■ Exercise requirements:
Reproduce each line that includes the word "name".
##### Dataset records #####
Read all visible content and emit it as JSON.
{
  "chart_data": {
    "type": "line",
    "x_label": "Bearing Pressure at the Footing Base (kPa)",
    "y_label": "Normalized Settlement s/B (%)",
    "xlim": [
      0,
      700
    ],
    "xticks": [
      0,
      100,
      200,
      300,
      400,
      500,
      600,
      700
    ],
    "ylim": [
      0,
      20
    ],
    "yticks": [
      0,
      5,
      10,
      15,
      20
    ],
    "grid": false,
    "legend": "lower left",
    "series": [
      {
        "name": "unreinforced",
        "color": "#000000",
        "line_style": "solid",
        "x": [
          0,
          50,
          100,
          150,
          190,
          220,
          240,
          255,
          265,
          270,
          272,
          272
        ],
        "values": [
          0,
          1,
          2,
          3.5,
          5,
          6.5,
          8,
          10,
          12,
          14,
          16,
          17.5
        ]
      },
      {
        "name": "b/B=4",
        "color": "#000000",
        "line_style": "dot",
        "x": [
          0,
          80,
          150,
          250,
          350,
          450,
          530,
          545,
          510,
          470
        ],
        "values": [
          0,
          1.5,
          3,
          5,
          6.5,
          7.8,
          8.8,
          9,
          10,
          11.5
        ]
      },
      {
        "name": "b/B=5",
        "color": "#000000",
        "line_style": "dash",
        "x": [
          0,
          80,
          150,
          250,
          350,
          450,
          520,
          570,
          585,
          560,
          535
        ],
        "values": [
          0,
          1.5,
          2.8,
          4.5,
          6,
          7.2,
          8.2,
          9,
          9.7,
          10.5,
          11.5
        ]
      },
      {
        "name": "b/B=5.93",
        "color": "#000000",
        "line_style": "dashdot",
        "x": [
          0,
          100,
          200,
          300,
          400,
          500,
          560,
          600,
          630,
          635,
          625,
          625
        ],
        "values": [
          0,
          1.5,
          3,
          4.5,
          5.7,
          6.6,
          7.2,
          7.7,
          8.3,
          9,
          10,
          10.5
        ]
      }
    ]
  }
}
#####
■ Response to the task:
        "name": "unreinforced",
        "name": "b/B=4",
        "name": "b/B=5",
        "name": "b/B=5.93",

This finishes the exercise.